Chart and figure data
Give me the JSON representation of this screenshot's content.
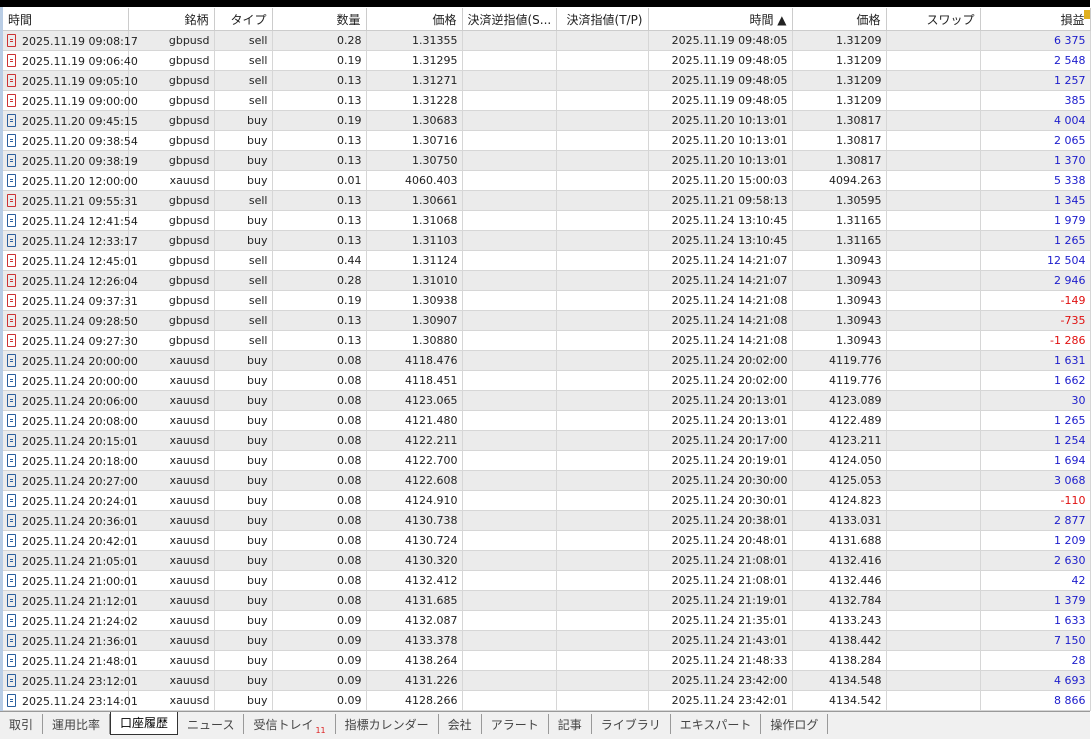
{
  "columns": [
    "時間",
    "銘柄",
    "タイプ",
    "数量",
    "価格",
    "決済逆指値(S...",
    "決済指値(T/P)",
    "時間 ▲",
    "価格",
    "スワップ",
    "損益"
  ],
  "rows": [
    [
      "sell",
      "2025.11.19 09:08:17",
      "gbpusd",
      "sell",
      "0.28",
      "1.31355",
      "",
      "",
      "2025.11.19 09:48:05",
      "1.31209",
      "",
      "6 375"
    ],
    [
      "sell",
      "2025.11.19 09:06:40",
      "gbpusd",
      "sell",
      "0.19",
      "1.31295",
      "",
      "",
      "2025.11.19 09:48:05",
      "1.31209",
      "",
      "2 548"
    ],
    [
      "sell",
      "2025.11.19 09:05:10",
      "gbpusd",
      "sell",
      "0.13",
      "1.31271",
      "",
      "",
      "2025.11.19 09:48:05",
      "1.31209",
      "",
      "1 257"
    ],
    [
      "sell",
      "2025.11.19 09:00:00",
      "gbpusd",
      "sell",
      "0.13",
      "1.31228",
      "",
      "",
      "2025.11.19 09:48:05",
      "1.31209",
      "",
      "385"
    ],
    [
      "buy",
      "2025.11.20 09:45:15",
      "gbpusd",
      "buy",
      "0.19",
      "1.30683",
      "",
      "",
      "2025.11.20 10:13:01",
      "1.30817",
      "",
      "4 004"
    ],
    [
      "buy",
      "2025.11.20 09:38:54",
      "gbpusd",
      "buy",
      "0.13",
      "1.30716",
      "",
      "",
      "2025.11.20 10:13:01",
      "1.30817",
      "",
      "2 065"
    ],
    [
      "buy",
      "2025.11.20 09:38:19",
      "gbpusd",
      "buy",
      "0.13",
      "1.30750",
      "",
      "",
      "2025.11.20 10:13:01",
      "1.30817",
      "",
      "1 370"
    ],
    [
      "buy",
      "2025.11.20 12:00:00",
      "xauusd",
      "buy",
      "0.01",
      "4060.403",
      "",
      "",
      "2025.11.20 15:00:03",
      "4094.263",
      "",
      "5 338"
    ],
    [
      "sell",
      "2025.11.21 09:55:31",
      "gbpusd",
      "sell",
      "0.13",
      "1.30661",
      "",
      "",
      "2025.11.21 09:58:13",
      "1.30595",
      "",
      "1 345"
    ],
    [
      "buy",
      "2025.11.24 12:41:54",
      "gbpusd",
      "buy",
      "0.13",
      "1.31068",
      "",
      "",
      "2025.11.24 13:10:45",
      "1.31165",
      "",
      "1 979"
    ],
    [
      "buy",
      "2025.11.24 12:33:17",
      "gbpusd",
      "buy",
      "0.13",
      "1.31103",
      "",
      "",
      "2025.11.24 13:10:45",
      "1.31165",
      "",
      "1 265"
    ],
    [
      "sell",
      "2025.11.24 12:45:01",
      "gbpusd",
      "sell",
      "0.44",
      "1.31124",
      "",
      "",
      "2025.11.24 14:21:07",
      "1.30943",
      "",
      "12 504"
    ],
    [
      "sell",
      "2025.11.24 12:26:04",
      "gbpusd",
      "sell",
      "0.28",
      "1.31010",
      "",
      "",
      "2025.11.24 14:21:07",
      "1.30943",
      "",
      "2 946"
    ],
    [
      "sell",
      "2025.11.24 09:37:31",
      "gbpusd",
      "sell",
      "0.19",
      "1.30938",
      "",
      "",
      "2025.11.24 14:21:08",
      "1.30943",
      "",
      "-149"
    ],
    [
      "sell",
      "2025.11.24 09:28:50",
      "gbpusd",
      "sell",
      "0.13",
      "1.30907",
      "",
      "",
      "2025.11.24 14:21:08",
      "1.30943",
      "",
      "-735"
    ],
    [
      "sell",
      "2025.11.24 09:27:30",
      "gbpusd",
      "sell",
      "0.13",
      "1.30880",
      "",
      "",
      "2025.11.24 14:21:08",
      "1.30943",
      "",
      "-1 286"
    ],
    [
      "buy",
      "2025.11.24 20:00:00",
      "xauusd",
      "buy",
      "0.08",
      "4118.476",
      "",
      "",
      "2025.11.24 20:02:00",
      "4119.776",
      "",
      "1 631"
    ],
    [
      "buy",
      "2025.11.24 20:00:00",
      "xauusd",
      "buy",
      "0.08",
      "4118.451",
      "",
      "",
      "2025.11.24 20:02:00",
      "4119.776",
      "",
      "1 662"
    ],
    [
      "buy",
      "2025.11.24 20:06:00",
      "xauusd",
      "buy",
      "0.08",
      "4123.065",
      "",
      "",
      "2025.11.24 20:13:01",
      "4123.089",
      "",
      "30"
    ],
    [
      "buy",
      "2025.11.24 20:08:00",
      "xauusd",
      "buy",
      "0.08",
      "4121.480",
      "",
      "",
      "2025.11.24 20:13:01",
      "4122.489",
      "",
      "1 265"
    ],
    [
      "buy",
      "2025.11.24 20:15:01",
      "xauusd",
      "buy",
      "0.08",
      "4122.211",
      "",
      "",
      "2025.11.24 20:17:00",
      "4123.211",
      "",
      "1 254"
    ],
    [
      "buy",
      "2025.11.24 20:18:00",
      "xauusd",
      "buy",
      "0.08",
      "4122.700",
      "",
      "",
      "2025.11.24 20:19:01",
      "4124.050",
      "",
      "1 694"
    ],
    [
      "buy",
      "2025.11.24 20:27:00",
      "xauusd",
      "buy",
      "0.08",
      "4122.608",
      "",
      "",
      "2025.11.24 20:30:00",
      "4125.053",
      "",
      "3 068"
    ],
    [
      "buy",
      "2025.11.24 20:24:01",
      "xauusd",
      "buy",
      "0.08",
      "4124.910",
      "",
      "",
      "2025.11.24 20:30:01",
      "4124.823",
      "",
      "-110"
    ],
    [
      "buy",
      "2025.11.24 20:36:01",
      "xauusd",
      "buy",
      "0.08",
      "4130.738",
      "",
      "",
      "2025.11.24 20:38:01",
      "4133.031",
      "",
      "2 877"
    ],
    [
      "buy",
      "2025.11.24 20:42:01",
      "xauusd",
      "buy",
      "0.08",
      "4130.724",
      "",
      "",
      "2025.11.24 20:48:01",
      "4131.688",
      "",
      "1 209"
    ],
    [
      "buy",
      "2025.11.24 21:05:01",
      "xauusd",
      "buy",
      "0.08",
      "4130.320",
      "",
      "",
      "2025.11.24 21:08:01",
      "4132.416",
      "",
      "2 630"
    ],
    [
      "buy",
      "2025.11.24 21:00:01",
      "xauusd",
      "buy",
      "0.08",
      "4132.412",
      "",
      "",
      "2025.11.24 21:08:01",
      "4132.446",
      "",
      "42"
    ],
    [
      "buy",
      "2025.11.24 21:12:01",
      "xauusd",
      "buy",
      "0.08",
      "4131.685",
      "",
      "",
      "2025.11.24 21:19:01",
      "4132.784",
      "",
      "1 379"
    ],
    [
      "buy",
      "2025.11.24 21:24:02",
      "xauusd",
      "buy",
      "0.09",
      "4132.087",
      "",
      "",
      "2025.11.24 21:35:01",
      "4133.243",
      "",
      "1 633"
    ],
    [
      "buy",
      "2025.11.24 21:36:01",
      "xauusd",
      "buy",
      "0.09",
      "4133.378",
      "",
      "",
      "2025.11.24 21:43:01",
      "4138.442",
      "",
      "7 150"
    ],
    [
      "buy",
      "2025.11.24 21:48:01",
      "xauusd",
      "buy",
      "0.09",
      "4138.264",
      "",
      "",
      "2025.11.24 21:48:33",
      "4138.284",
      "",
      "28"
    ],
    [
      "buy",
      "2025.11.24 23:12:01",
      "xauusd",
      "buy",
      "0.09",
      "4131.226",
      "",
      "",
      "2025.11.24 23:42:00",
      "4134.548",
      "",
      "4 693"
    ],
    [
      "buy",
      "2025.11.24 23:14:01",
      "xauusd",
      "buy",
      "0.09",
      "4128.266",
      "",
      "",
      "2025.11.24 23:42:01",
      "4134.542",
      "",
      "8 866"
    ]
  ],
  "tabs": [
    {
      "label": "取引"
    },
    {
      "label": "運用比率"
    },
    {
      "label": "口座履歴",
      "active": true
    },
    {
      "label": "ニュース"
    },
    {
      "label": "受信トレイ",
      "badge": "11"
    },
    {
      "label": "指標カレンダー"
    },
    {
      "label": "会社"
    },
    {
      "label": "アラート"
    },
    {
      "label": "記事"
    },
    {
      "label": "ライブラリ"
    },
    {
      "label": "エキスパート"
    },
    {
      "label": "操作ログ"
    }
  ],
  "colors": {
    "profit": "#1c1ccc",
    "loss": "#e01010",
    "sell_icon": "#cc3333",
    "buy_icon": "#2a5f9e",
    "alt_row": "#ebebeb"
  }
}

» **AIM OF THE TASK**
Pull every line containing "label" out of the records.

» **SOLUTION TO THIS EXERCISE**
      "label": "取引"
      "label": "運用比率"
      "label": "口座履歴",
      "label": "ニュース"
      "label": "受信トレイ",
      "label": "指標カレンダー"
      "label": "会社"
      "label": "アラート"
      "label": "記事"
      "label": "ライブラリ"
      "label": "エキスパート"
      "label": "操作ログ"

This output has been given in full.